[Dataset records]
+ + + + + + +
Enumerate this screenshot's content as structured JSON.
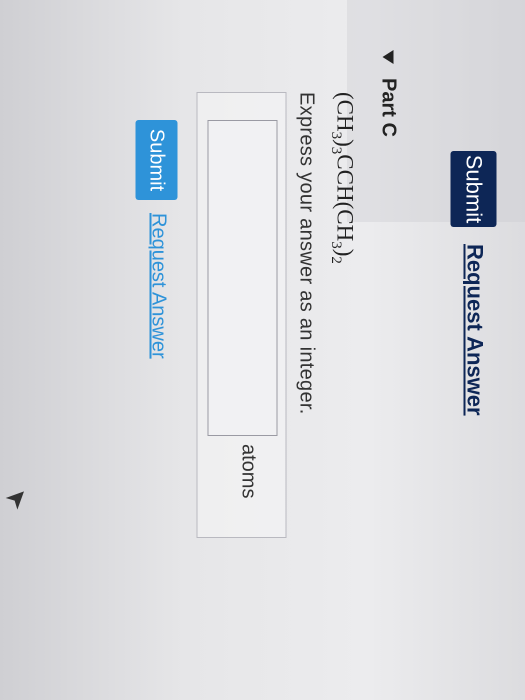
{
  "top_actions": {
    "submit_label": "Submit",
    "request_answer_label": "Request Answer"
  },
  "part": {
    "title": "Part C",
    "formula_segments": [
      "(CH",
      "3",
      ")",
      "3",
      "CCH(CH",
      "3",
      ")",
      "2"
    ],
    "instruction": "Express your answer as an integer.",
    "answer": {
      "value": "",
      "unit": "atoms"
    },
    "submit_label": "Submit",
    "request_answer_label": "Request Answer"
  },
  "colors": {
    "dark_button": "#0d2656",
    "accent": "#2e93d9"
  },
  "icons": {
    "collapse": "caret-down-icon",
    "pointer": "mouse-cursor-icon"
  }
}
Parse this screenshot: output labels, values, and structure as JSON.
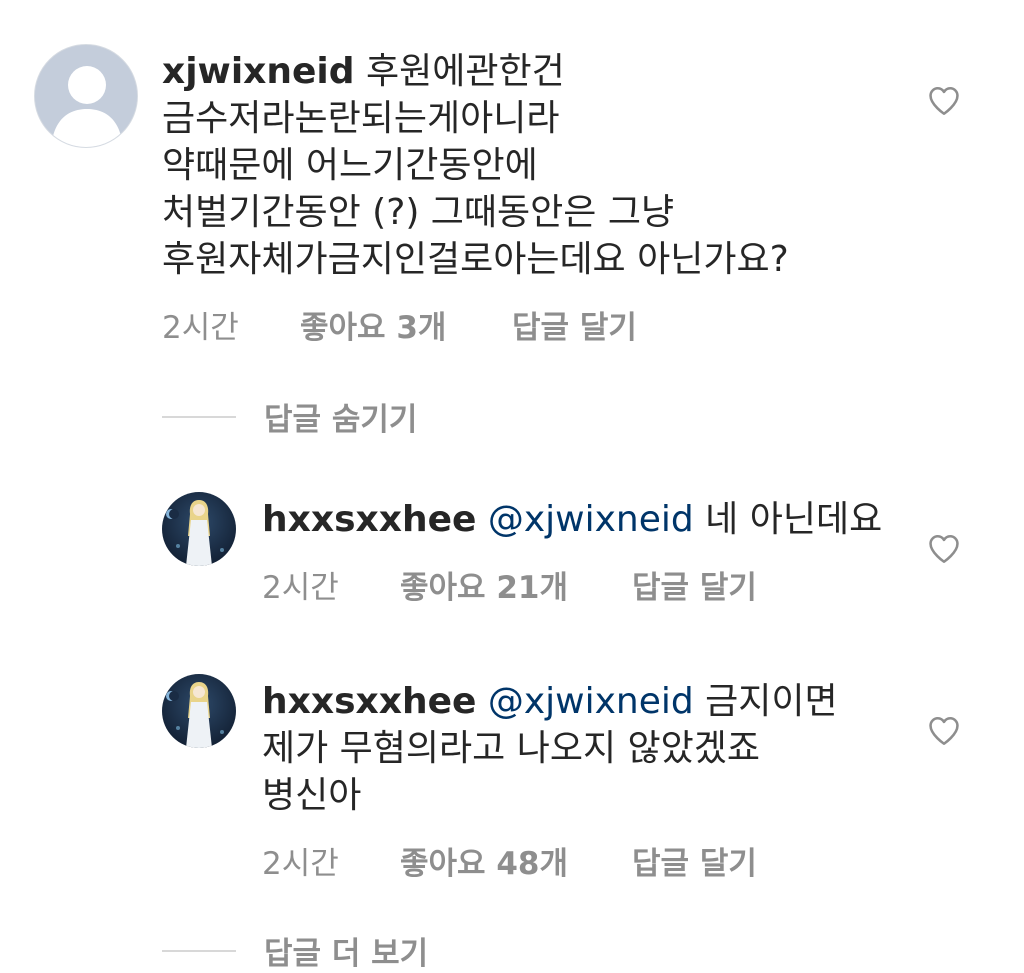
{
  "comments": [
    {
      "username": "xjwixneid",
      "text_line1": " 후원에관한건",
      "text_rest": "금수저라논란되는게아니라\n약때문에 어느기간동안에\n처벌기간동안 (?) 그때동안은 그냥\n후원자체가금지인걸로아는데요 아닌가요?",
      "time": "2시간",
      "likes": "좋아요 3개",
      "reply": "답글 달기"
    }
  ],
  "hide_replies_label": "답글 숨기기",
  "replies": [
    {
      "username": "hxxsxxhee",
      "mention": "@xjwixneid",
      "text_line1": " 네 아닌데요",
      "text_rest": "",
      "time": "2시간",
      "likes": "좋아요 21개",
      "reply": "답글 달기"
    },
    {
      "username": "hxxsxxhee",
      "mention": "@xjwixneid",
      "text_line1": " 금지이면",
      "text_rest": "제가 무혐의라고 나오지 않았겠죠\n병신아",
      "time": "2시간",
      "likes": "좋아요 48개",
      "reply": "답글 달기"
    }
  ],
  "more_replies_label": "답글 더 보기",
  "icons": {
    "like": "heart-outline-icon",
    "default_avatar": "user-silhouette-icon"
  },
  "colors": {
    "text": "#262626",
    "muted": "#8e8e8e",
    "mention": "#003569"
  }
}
+ + + + + + +
:: Written exercise ::
Return the material exactly as given, apart from the pictures.

:: Written solution ::
Enumerate this screenshot's content as structured JSON.
{
  "top_actions": {
    "submit_label": "Submit",
    "request_answer_label": "Request Answer"
  },
  "part": {
    "title": "Part C",
    "formula_segments": [
      "(CH",
      "3",
      ")",
      "3",
      "CCH(CH",
      "3",
      ")",
      "2"
    ],
    "instruction": "Express your answer as an integer.",
    "answer": {
      "value": "",
      "unit": "atoms"
    },
    "submit_label": "Submit",
    "request_answer_label": "Request Answer"
  },
  "colors": {
    "dark_button": "#0d2656",
    "accent": "#2e93d9"
  },
  "icons": {
    "collapse": "caret-down-icon",
    "pointer": "mouse-cursor-icon"
  }
}
Parse this screenshot: output labels, values, and structure as JSON.
{
  "comments": [
    {
      "username": "xjwixneid",
      "text_line1": " 후원에관한건",
      "text_rest": "금수저라논란되는게아니라\n약때문에 어느기간동안에\n처벌기간동안 (?) 그때동안은 그냥\n후원자체가금지인걸로아는데요 아닌가요?",
      "time": "2시간",
      "likes": "좋아요 3개",
      "reply": "답글 달기"
    }
  ],
  "hide_replies_label": "답글 숨기기",
  "replies": [
    {
      "username": "hxxsxxhee",
      "mention": "@xjwixneid",
      "text_line1": " 네 아닌데요",
      "text_rest": "",
      "time": "2시간",
      "likes": "좋아요 21개",
      "reply": "답글 달기"
    },
    {
      "username": "hxxsxxhee",
      "mention": "@xjwixneid",
      "text_line1": " 금지이면",
      "text_rest": "제가 무혐의라고 나오지 않았겠죠\n병신아",
      "time": "2시간",
      "likes": "좋아요 48개",
      "reply": "답글 달기"
    }
  ],
  "more_replies_label": "답글 더 보기",
  "icons": {
    "like": "heart-outline-icon",
    "default_avatar": "user-silhouette-icon"
  },
  "colors": {
    "text": "#262626",
    "muted": "#8e8e8e",
    "mention": "#003569"
  }
}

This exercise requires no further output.